==== Page text

Address: 90 New Montgomery St, #1100
Phone: 415.655.4420
Web: www.stupski.org
Email: dan@stupski.org
Larry and Joyce Stupski were committed to advancing opportunity and giving back to the communities they called home in Hawaiʻi and the San Francisco Bay Area. They drew inspiration from their experiences building successful operations in business and education to their unique approach to grantmaking and large-scale systems change. Together, they donated $723 million to individual nonprofits and the Stupski Foundation. Stupski Foundation converted to a spend-down foundation in 2014, after Mr. Stupski’s battle with advanced-stage cancer.
The foundation is based on the belief in a society of solidarity, centered in justice and equity, that holds itself accountable for ensuring everyone in its communities can flourish. It is working toward the day when health, food, and postsecondary systems collectively promote well-being and abundance for everyone. To realize that future, Stupski Foundation is returning all of its resources to the communities it calls home by 2029.
Everyone has a fundamental right to health and holistic care that supports their physical, spiritual, and mental well-being. In the Bay Area, the foundation focuses on racial health equity for young children and people with serious illness; in Hawaiʻi, it advances health equity on Neighbor Islands.

========
==== Extracted material

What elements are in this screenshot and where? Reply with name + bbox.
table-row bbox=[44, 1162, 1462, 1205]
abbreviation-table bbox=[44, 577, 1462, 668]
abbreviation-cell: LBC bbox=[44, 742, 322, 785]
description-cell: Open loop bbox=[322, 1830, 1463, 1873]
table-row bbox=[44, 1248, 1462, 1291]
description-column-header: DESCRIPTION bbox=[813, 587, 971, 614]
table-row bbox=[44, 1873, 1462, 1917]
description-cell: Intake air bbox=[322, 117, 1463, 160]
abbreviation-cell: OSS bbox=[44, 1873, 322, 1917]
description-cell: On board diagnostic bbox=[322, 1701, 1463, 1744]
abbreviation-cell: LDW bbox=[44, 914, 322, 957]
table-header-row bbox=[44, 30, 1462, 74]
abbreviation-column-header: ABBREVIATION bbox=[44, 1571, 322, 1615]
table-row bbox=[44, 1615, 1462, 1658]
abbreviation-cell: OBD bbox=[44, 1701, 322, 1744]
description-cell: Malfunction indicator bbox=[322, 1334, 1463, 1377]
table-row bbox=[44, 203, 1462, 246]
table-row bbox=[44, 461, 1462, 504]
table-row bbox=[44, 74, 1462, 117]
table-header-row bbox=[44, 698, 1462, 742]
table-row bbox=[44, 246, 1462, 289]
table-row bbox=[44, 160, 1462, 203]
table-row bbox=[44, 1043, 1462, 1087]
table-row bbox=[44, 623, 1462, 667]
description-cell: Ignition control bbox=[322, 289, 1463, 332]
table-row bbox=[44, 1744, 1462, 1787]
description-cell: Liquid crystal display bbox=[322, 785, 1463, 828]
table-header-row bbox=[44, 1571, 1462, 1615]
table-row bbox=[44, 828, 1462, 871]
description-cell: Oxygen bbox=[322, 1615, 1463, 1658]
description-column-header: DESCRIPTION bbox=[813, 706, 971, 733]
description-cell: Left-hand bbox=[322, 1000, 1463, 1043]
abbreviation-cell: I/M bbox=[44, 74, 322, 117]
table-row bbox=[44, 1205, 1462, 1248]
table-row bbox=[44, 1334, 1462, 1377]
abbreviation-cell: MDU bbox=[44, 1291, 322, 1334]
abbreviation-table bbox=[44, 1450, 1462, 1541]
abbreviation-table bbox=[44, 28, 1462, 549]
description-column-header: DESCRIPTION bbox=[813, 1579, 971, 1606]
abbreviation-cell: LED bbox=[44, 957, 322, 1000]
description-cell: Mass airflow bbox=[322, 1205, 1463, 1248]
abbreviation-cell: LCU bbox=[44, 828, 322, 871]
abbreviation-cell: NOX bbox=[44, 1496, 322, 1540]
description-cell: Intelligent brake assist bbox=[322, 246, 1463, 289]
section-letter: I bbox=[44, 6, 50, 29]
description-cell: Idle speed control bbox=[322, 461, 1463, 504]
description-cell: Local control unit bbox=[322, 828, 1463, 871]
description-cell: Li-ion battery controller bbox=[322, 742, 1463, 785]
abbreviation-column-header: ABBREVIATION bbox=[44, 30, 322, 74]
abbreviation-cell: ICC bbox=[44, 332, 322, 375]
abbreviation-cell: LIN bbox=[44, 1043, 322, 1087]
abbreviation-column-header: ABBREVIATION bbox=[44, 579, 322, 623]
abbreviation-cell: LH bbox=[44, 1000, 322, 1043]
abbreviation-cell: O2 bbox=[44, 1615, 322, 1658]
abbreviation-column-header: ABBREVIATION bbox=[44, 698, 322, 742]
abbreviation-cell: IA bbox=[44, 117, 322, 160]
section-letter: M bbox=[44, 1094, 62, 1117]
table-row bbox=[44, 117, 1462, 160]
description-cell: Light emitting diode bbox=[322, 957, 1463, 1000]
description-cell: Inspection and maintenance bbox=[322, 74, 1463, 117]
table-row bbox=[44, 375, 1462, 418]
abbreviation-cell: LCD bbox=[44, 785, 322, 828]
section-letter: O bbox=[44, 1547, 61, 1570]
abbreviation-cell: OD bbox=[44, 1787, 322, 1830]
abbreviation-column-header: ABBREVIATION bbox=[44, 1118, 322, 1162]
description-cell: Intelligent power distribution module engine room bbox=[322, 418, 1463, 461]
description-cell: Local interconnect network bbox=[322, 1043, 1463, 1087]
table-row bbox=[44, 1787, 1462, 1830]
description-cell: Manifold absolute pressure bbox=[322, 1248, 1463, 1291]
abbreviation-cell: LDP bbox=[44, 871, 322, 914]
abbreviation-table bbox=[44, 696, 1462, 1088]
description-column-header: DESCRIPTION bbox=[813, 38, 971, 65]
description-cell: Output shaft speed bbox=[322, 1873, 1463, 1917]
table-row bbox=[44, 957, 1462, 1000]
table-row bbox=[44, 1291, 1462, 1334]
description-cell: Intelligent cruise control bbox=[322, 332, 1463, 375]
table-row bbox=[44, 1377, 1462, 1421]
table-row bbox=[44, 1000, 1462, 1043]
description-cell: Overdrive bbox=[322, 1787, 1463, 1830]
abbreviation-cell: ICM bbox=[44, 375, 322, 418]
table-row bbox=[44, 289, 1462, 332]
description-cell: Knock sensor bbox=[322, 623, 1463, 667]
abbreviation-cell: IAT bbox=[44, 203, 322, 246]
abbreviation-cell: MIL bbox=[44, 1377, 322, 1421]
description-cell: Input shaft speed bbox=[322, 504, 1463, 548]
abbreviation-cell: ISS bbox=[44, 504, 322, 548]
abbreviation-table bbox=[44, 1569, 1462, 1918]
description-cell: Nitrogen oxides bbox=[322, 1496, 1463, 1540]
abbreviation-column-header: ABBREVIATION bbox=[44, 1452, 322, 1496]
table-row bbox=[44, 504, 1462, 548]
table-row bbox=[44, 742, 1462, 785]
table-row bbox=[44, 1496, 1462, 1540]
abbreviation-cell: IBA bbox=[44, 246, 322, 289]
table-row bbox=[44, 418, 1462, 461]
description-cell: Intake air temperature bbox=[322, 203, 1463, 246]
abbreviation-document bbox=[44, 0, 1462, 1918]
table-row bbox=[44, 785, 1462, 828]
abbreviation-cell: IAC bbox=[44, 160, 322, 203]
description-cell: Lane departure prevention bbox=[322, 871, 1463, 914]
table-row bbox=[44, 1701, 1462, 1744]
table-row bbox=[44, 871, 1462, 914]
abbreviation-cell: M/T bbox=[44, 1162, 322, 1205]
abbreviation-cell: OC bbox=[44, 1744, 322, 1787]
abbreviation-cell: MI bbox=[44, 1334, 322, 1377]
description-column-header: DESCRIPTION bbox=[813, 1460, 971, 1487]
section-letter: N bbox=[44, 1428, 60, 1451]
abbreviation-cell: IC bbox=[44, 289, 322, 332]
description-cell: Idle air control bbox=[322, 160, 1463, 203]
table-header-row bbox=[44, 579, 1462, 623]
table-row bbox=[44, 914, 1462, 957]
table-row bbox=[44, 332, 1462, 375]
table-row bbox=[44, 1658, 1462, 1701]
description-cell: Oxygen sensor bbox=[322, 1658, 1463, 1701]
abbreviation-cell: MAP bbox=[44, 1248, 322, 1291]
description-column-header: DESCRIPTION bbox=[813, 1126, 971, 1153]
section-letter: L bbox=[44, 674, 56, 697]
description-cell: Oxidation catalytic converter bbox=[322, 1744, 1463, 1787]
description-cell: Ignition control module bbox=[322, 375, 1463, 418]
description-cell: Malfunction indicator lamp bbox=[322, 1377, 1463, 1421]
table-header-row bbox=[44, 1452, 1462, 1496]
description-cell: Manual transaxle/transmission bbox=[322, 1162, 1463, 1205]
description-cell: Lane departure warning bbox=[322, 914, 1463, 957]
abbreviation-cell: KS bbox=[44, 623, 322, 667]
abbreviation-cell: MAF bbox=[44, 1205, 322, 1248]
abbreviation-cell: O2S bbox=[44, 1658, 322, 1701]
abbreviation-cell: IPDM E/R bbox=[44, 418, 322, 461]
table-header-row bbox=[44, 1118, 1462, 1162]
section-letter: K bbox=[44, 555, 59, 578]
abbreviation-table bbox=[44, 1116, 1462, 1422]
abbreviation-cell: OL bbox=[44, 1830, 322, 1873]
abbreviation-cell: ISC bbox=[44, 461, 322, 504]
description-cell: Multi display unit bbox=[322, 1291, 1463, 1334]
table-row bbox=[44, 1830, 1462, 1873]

========

▶ Work instruction 1
Answer the following from the Stupski Foundation profile, one line each:
(a) What total amount did Larry and Joyce Stupski donate to individual nonprofits and the Stupski Foundation?
(b) By what year will the foundation have returned all of its resources to its communities?
(c) What does the foundation advance in Hawaiʻi?
▶ Work instruction 2
Reproduce, word for word, the part of the Stupski Foundation profile that opens with the words containing "The foundation is" and closes with "home by 2029.".
▶ Work instruction 3
According to the Stupski Foundation profile, why is the foundation returning all of its resources to the communities it calls home by 2029? Answer in one to three sentences.

▶ Exercise result 1
(a) $723 million.
(b) 2029.
(c) Health equity on Neighbor Islands.

▶ Exercise result 2
The foundation is based on the belief in a society of solidarity, centered in justice and equity, that holds itself accountable for ensuring everyone in its communities can flourish. It is working toward the day when health, food, and postsecondary systems collectively promote well-being and abundance for everyone. To realize that future, Stupski Foundation is returning all of its resources to the communities it calls home by 2029.

▶ Exercise result 3
The foundation is doing so to realize a future in which health, food, and postsecondary systems collectively promote well-being and abundance for everyone. That goal rests on its belief in a society of solidarity, centered in justice and equity, that holds itself accountable for ensuring everyone in its communities can flourish.